TASK BRIEF: Leave out the pictures and repeat everything else in the records exactly.

GIVEN ENTRIES:

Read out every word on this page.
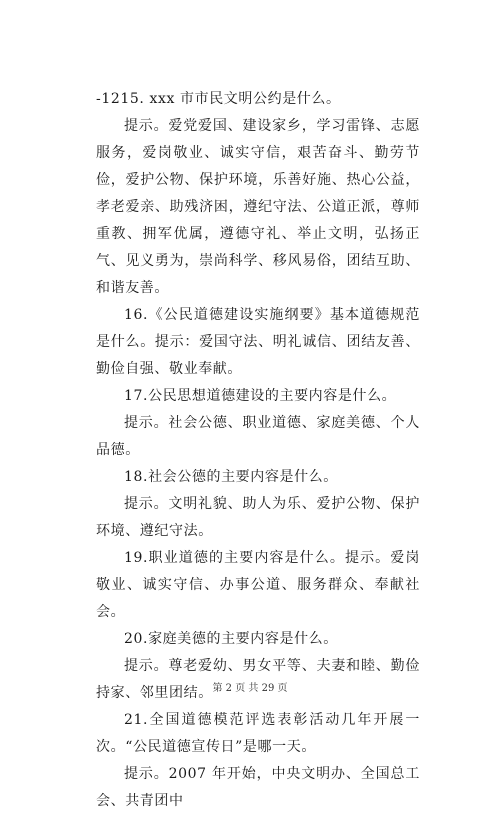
-1215. xxx 市市民文明公约是什么。

提示。爱党爱国、建设家乡，学习雷锋、志愿服务，爱岗敬业、诚实守信，艰苦奋斗、勤劳节俭，爱护公物、保护环境，乐善好施、热心公益，孝老爱亲、助残济困，遵纪守法、公道正派，尊师重教、拥军优属，遵德守礼、举止文明，弘扬正气、见义勇为，崇尚科学、移风易俗，团结互助、和谐友善。

16.《公民道德建设实施纲要》基本道德规范是什么。提示：爱国守法、明礼诚信、团结友善、勤俭自强、敬业奉献。

17.公民思想道德建设的主要内容是什么。

提示。社会公德、职业道德、家庭美德、个人品德。

18.社会公德的主要内容是什么。

提示。文明礼貌、助人为乐、爱护公物、保护环境、遵纪守法。

19.职业道德的主要内容是什么。提示。爱岗敬业、诚实守信、办事公道、服务群众、奉献社会。

20.家庭美德的主要内容是什么。

提示。尊老爱幼、男女平等、夫妻和睦、勤俭持家、邻里团结。

21.全国道德模范评选表彰活动几年开展一次。“公民道德宣传日”是哪一天。

提示。2007 年开始，中央文明办、全国总工会、共青团中

第 2 页 共 29 页
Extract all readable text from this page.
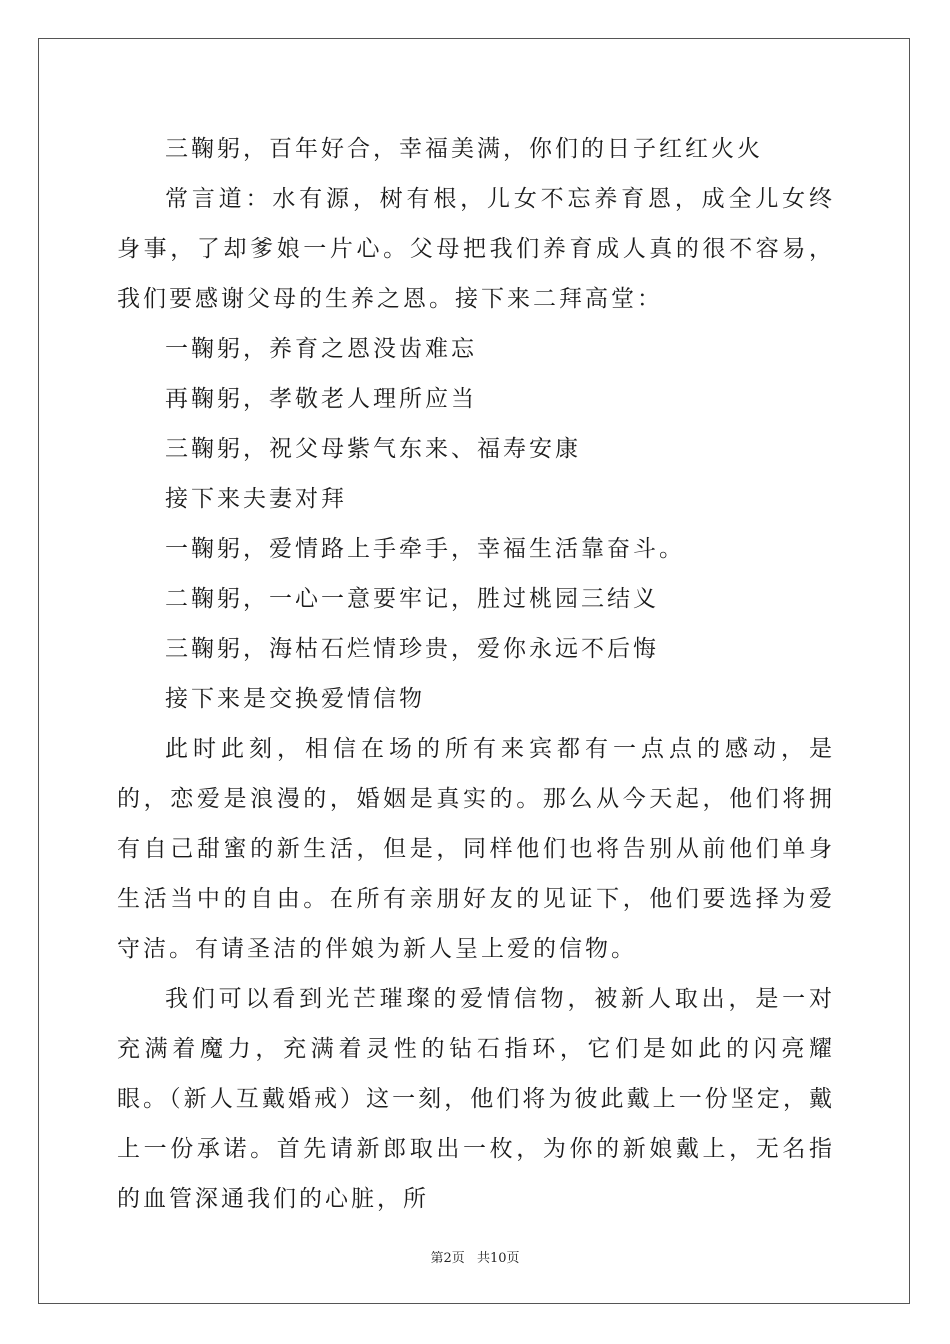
三鞠躬，百年好合，幸福美满，你们的日子红红火火

常言道：水有源，树有根，儿女不忘养育恩，成全儿女终身事，了却爹娘一片心。父母把我们养育成人真的很不容易，我们要感谢父母的生养之恩。接下来二拜高堂：

一鞠躬，养育之恩没齿难忘

再鞠躬，孝敬老人理所应当

三鞠躬，祝父母紫气东来、福寿安康

接下来夫妻对拜

一鞠躬，爱情路上手牵手，幸福生活靠奋斗。

二鞠躬，一心一意要牢记，胜过桃园三结义

三鞠躬，海枯石烂情珍贵，爱你永远不后悔

接下来是交换爱情信物

此时此刻，相信在场的所有来宾都有一点点的感动，是的，恋爱是浪漫的，婚姻是真实的。那么从今天起，他们将拥有自己甜蜜的新生活，但是，同样他们也将告别从前他们单身生活当中的自由。在所有亲朋好友的见证下，他们要选择为爱守洁。有请圣洁的伴娘为新人呈上爱的信物。

我们可以看到光芒璀璨的爱情信物，被新人取出，是一对充满着魔力，充满着灵性的钻石指环，它们是如此的闪亮耀眼。（新人互戴婚戒）这一刻，他们将为彼此戴上一份坚定，戴上一份承诺。首先请新郎取出一枚，为你的新娘戴上，无名指的血管深通我们的心脏，所

第2页 共10页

EXERCISE RESPONSE:
Read out every word on this page.
-1215. xxx 市市民文明公约是什么。

提示。爱党爱国、建设家乡，学习雷锋、志愿服务，爱岗敬业、诚实守信，艰苦奋斗、勤劳节俭，爱护公物、保护环境，乐善好施、热心公益，孝老爱亲、助残济困，遵纪守法、公道正派，尊师重教、拥军优属，遵德守礼、举止文明，弘扬正气、见义勇为，崇尚科学、移风易俗，团结互助、和谐友善。

16.《公民道德建设实施纲要》基本道德规范是什么。提示：爱国守法、明礼诚信、团结友善、勤俭自强、敬业奉献。

17.公民思想道德建设的主要内容是什么。

提示。社会公德、职业道德、家庭美德、个人品德。

18.社会公德的主要内容是什么。

提示。文明礼貌、助人为乐、爱护公物、保护环境、遵纪守法。

19.职业道德的主要内容是什么。提示。爱岗敬业、诚实守信、办事公道、服务群众、奉献社会。

20.家庭美德的主要内容是什么。

提示。尊老爱幼、男女平等、夫妻和睦、勤俭持家、邻里团结。

21.全国道德模范评选表彰活动几年开展一次。“公民道德宣传日”是哪一天。

提示。2007 年开始，中央文明办、全国总工会、共青团中

第 2 页 共 29 页
Extract all readable text from this page.
三鞠躬，百年好合，幸福美满，你们的日子红红火火

常言道：水有源，树有根，儿女不忘养育恩，成全儿女终身事，了却爹娘一片心。父母把我们养育成人真的很不容易，我们要感谢父母的生养之恩。接下来二拜高堂：

一鞠躬，养育之恩没齿难忘

再鞠躬，孝敬老人理所应当

三鞠躬，祝父母紫气东来、福寿安康

接下来夫妻对拜

一鞠躬，爱情路上手牵手，幸福生活靠奋斗。

二鞠躬，一心一意要牢记，胜过桃园三结义

三鞠躬，海枯石烂情珍贵，爱你永远不后悔

接下来是交换爱情信物

此时此刻，相信在场的所有来宾都有一点点的感动，是的，恋爱是浪漫的，婚姻是真实的。那么从今天起，他们将拥有自己甜蜜的新生活，但是，同样他们也将告别从前他们单身生活当中的自由。在所有亲朋好友的见证下，他们要选择为爱守洁。有请圣洁的伴娘为新人呈上爱的信物。

我们可以看到光芒璀璨的爱情信物，被新人取出，是一对充满着魔力，充满着灵性的钻石指环，它们是如此的闪亮耀眼。（新人互戴婚戒）这一刻，他们将为彼此戴上一份坚定，戴上一份承诺。首先请新郎取出一枚，为你的新娘戴上，无名指的血管深通我们的心脏，所

第2页 共10页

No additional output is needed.